_What to produce_
Without the pictures, reproduce the records that follow exactly.

_Material provided_
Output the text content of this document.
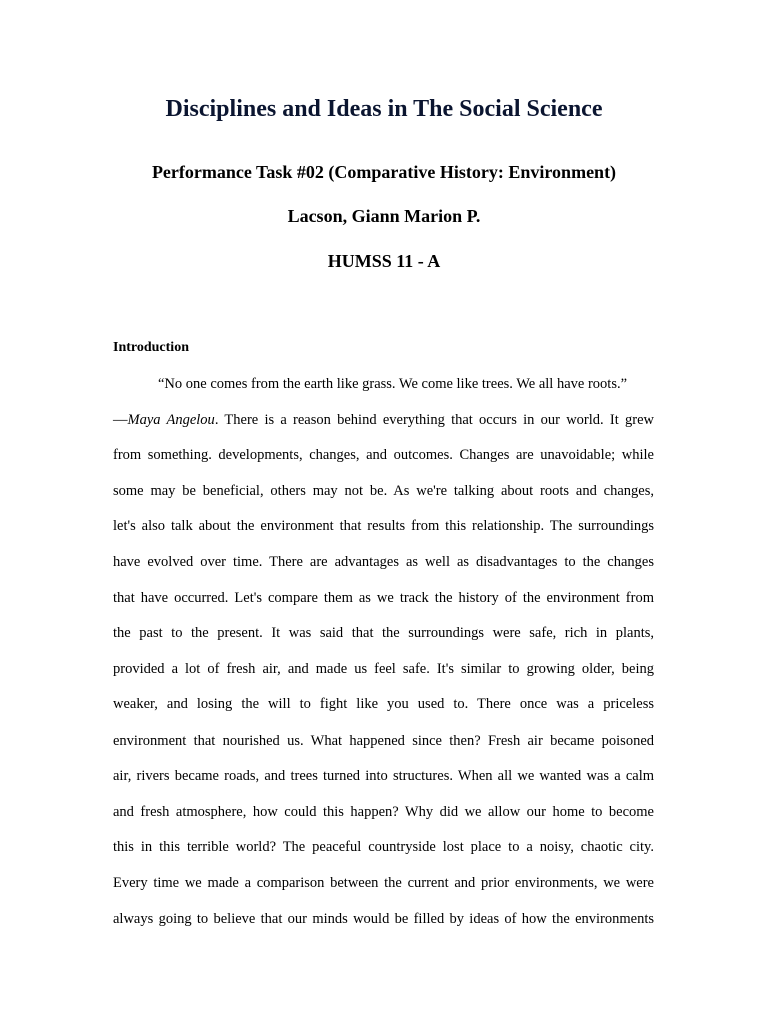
Disciplines and Ideas in The Social Science
Performance Task #02 (Comparative History: Environment)
Lacson, Giann Marion P.
HUMSS 11 - A
Introduction
“No one comes from the earth like grass. We come like trees. We all have roots.”
—Maya Angelou. There is a reason behind everything that occurs in our world. It grew
from something. developments, changes, and outcomes. Changes are unavoidable; while
some may be beneficial, others may not be. As we're talking about roots and changes,
let's also talk about the environment that results from this relationship. The surroundings
have evolved over time. There are advantages as well as disadvantages to the changes
that have occurred. Let's compare them as we track the history of the environment from
the past to the present. It was said that the surroundings were safe, rich in plants,
provided a lot of fresh air, and made us feel safe. It's similar to growing older, being
weaker, and losing the will to fight like you used to. There once was a priceless
environment that nourished us. What happened since then? Fresh air became poisoned
air, rivers became roads, and trees turned into structures. When all we wanted was a calm
and fresh atmosphere, how could this happen? Why did we allow our home to become
this in this terrible world? The peaceful countryside lost place to a noisy, chaotic city.
Every time we made a comparison between the current and prior environments, we were
always going to believe that our minds would be filled by ideas of how the environments
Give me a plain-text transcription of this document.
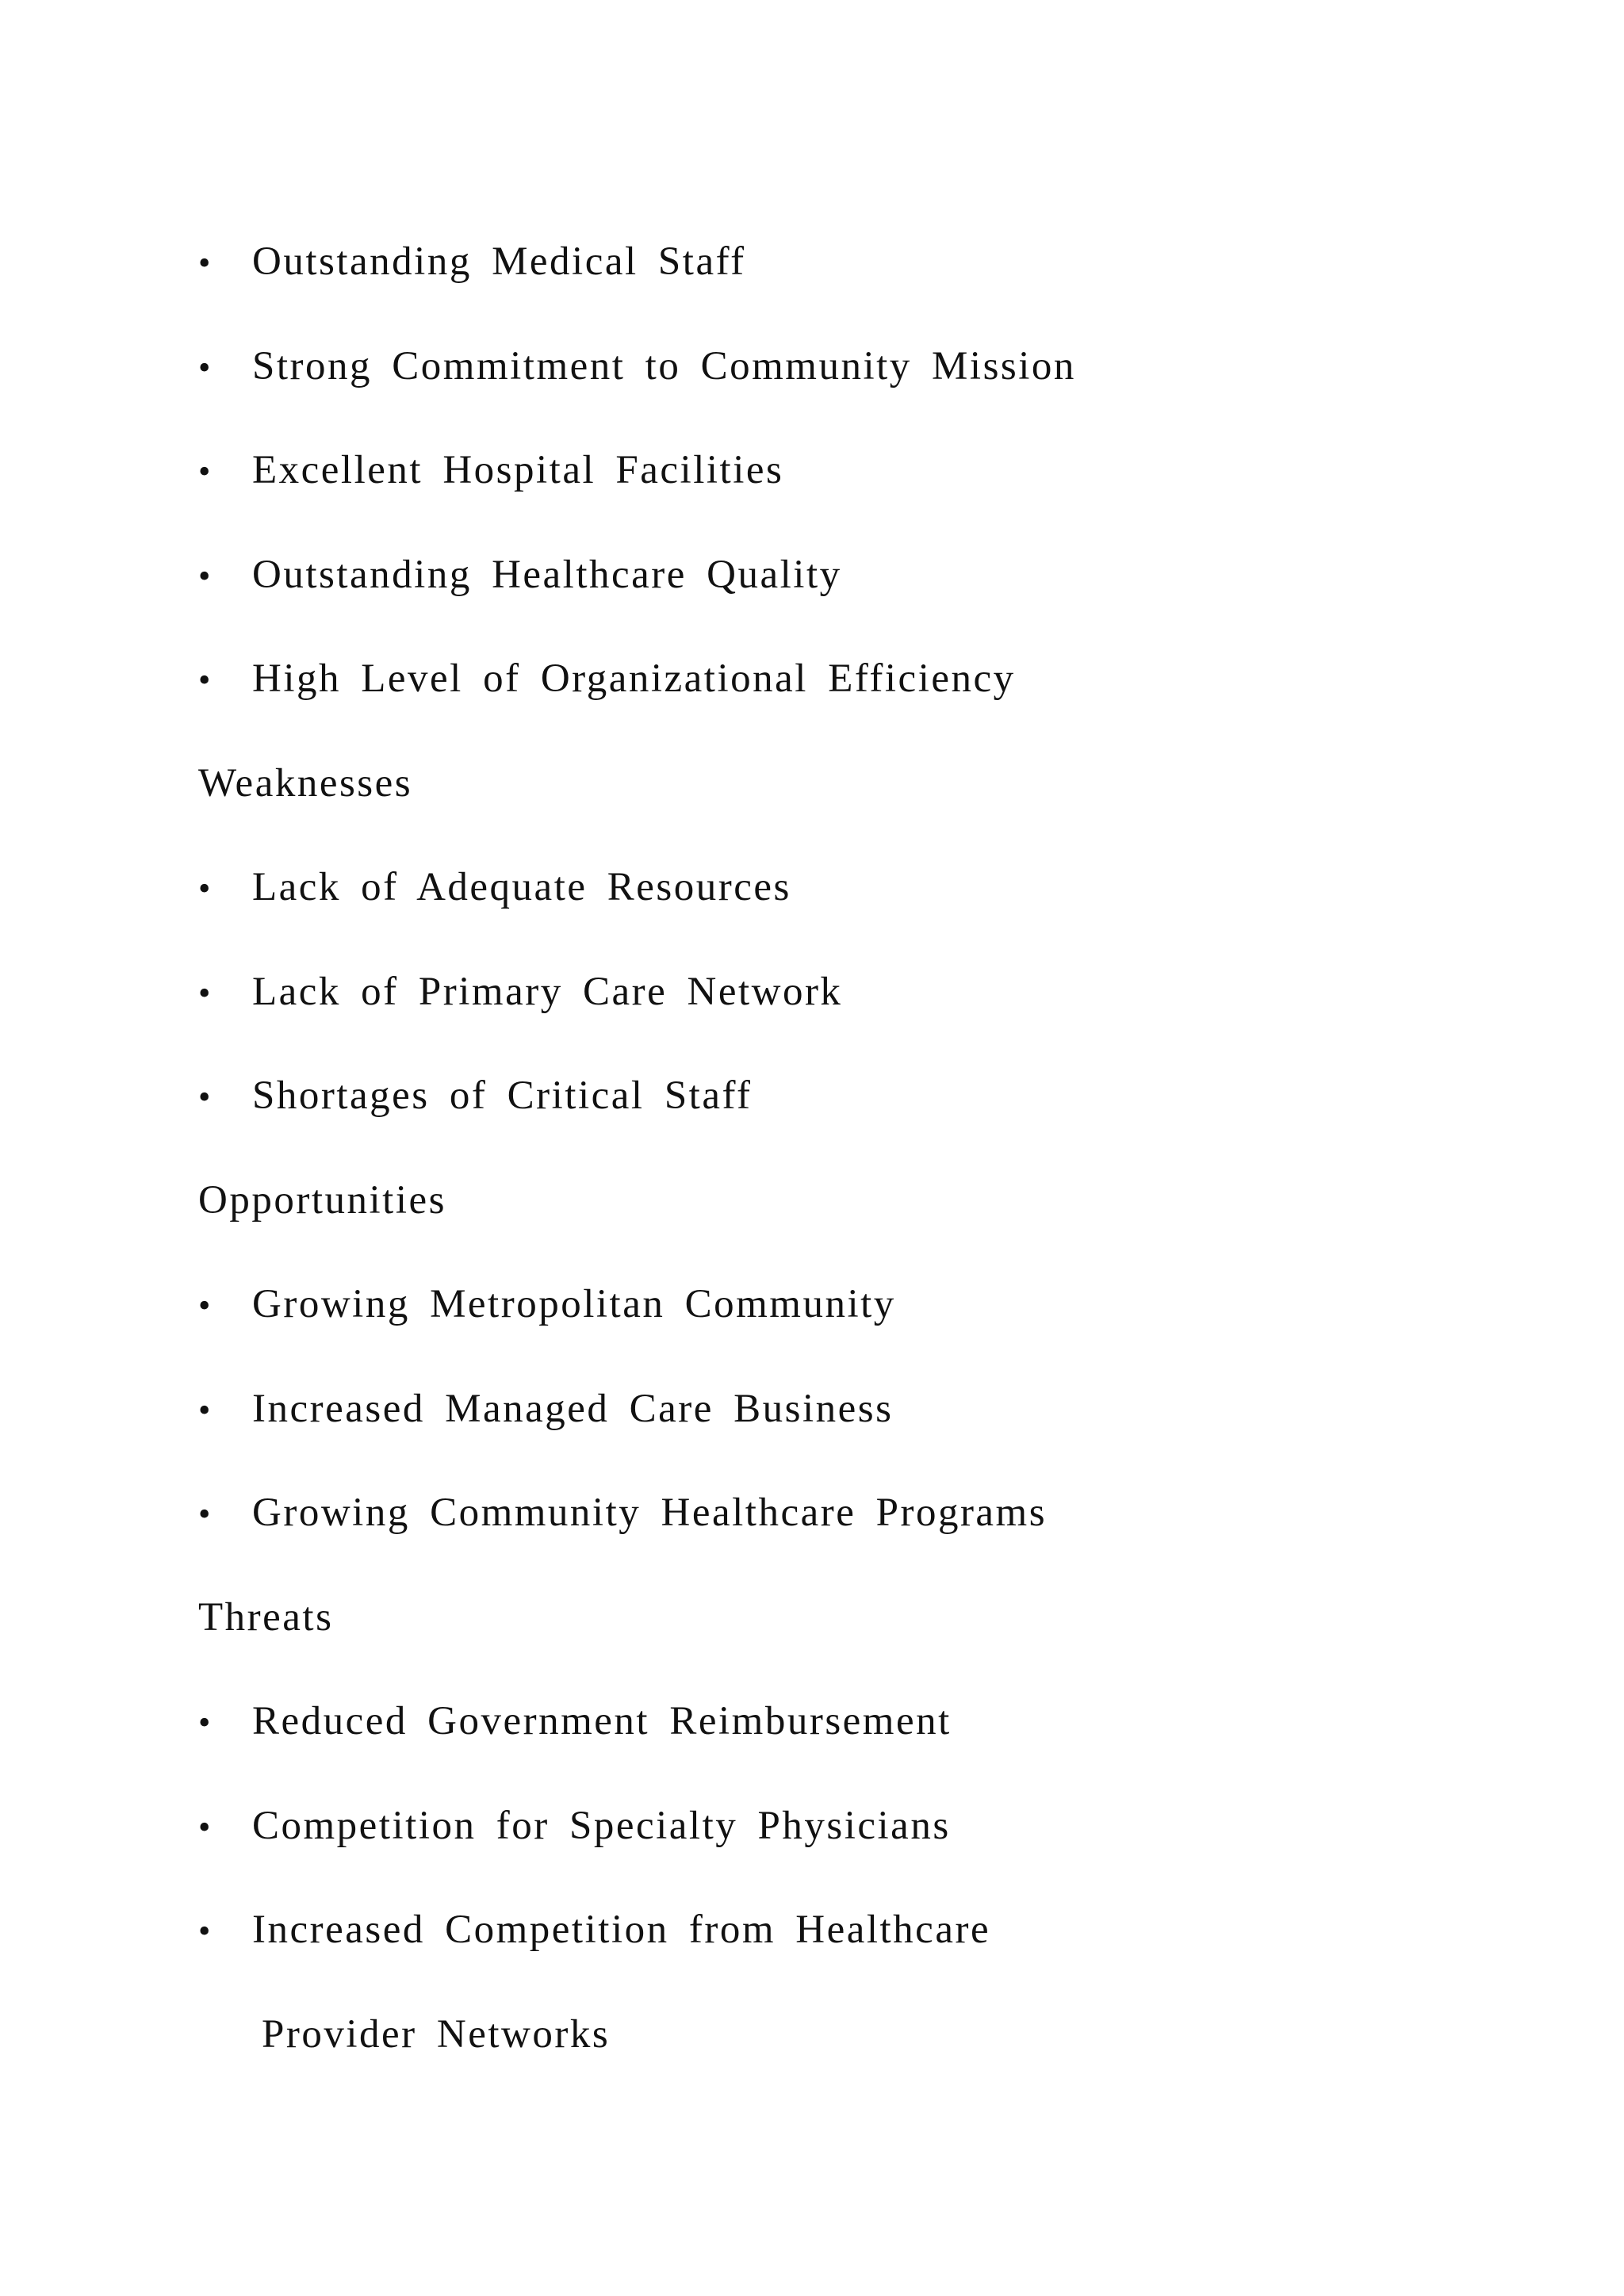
• Outstanding Medical Staff
• Strong Commitment to Community Mission
• Excellent Hospital Facilities
• Outstanding Healthcare Quality
• High Level of Organizational Efficiency
Weaknesses
• Lack of Adequate Resources
• Lack of Primary Care Network
• Shortages of Critical Staff
Opportunities
• Growing Metropolitan Community
• Increased Managed Care Business
• Growing Community Healthcare Programs
Threats
• Reduced Government Reimbursement
• Competition for Specialty Physicians
• Increased Competition from Healthcare
Provider Networks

_Written solution_
Output the text content of this document.
Disciplines and Ideas in The Social Science
Performance Task #02 (Comparative History: Environment)
Lacson, Giann Marion P.
HUMSS 11 - A
Introduction
“No one comes from the earth like grass. We come like trees. We all have roots.”
—Maya Angelou. There is a reason behind everything that occurs in our world. It grew
from something. developments, changes, and outcomes. Changes are unavoidable; while
some may be beneficial, others may not be. As we're talking about roots and changes,
let's also talk about the environment that results from this relationship. The surroundings
have evolved over time. There are advantages as well as disadvantages to the changes
that have occurred. Let's compare them as we track the history of the environment from
the past to the present. It was said that the surroundings were safe, rich in plants,
provided a lot of fresh air, and made us feel safe. It's similar to growing older, being
weaker, and losing the will to fight like you used to. There once was a priceless
environment that nourished us. What happened since then? Fresh air became poisoned
air, rivers became roads, and trees turned into structures. When all we wanted was a calm
and fresh atmosphere, how could this happen? Why did we allow our home to become
this in this terrible world? The peaceful countryside lost place to a noisy, chaotic city.
Every time we made a comparison between the current and prior environments, we were
always going to believe that our minds would be filled by ideas of how the environments
Give me a plain-text transcription of this document.
• Outstanding Medical Staff
• Strong Commitment to Community Mission
• Excellent Hospital Facilities
• Outstanding Healthcare Quality
• High Level of Organizational Efficiency
Weaknesses
• Lack of Adequate Resources
• Lack of Primary Care Network
• Shortages of Critical Staff
Opportunities
• Growing Metropolitan Community
• Increased Managed Care Business
• Growing Community Healthcare Programs
Threats
• Reduced Government Reimbursement
• Competition for Specialty Physicians
• Increased Competition from Healthcare
Provider Networks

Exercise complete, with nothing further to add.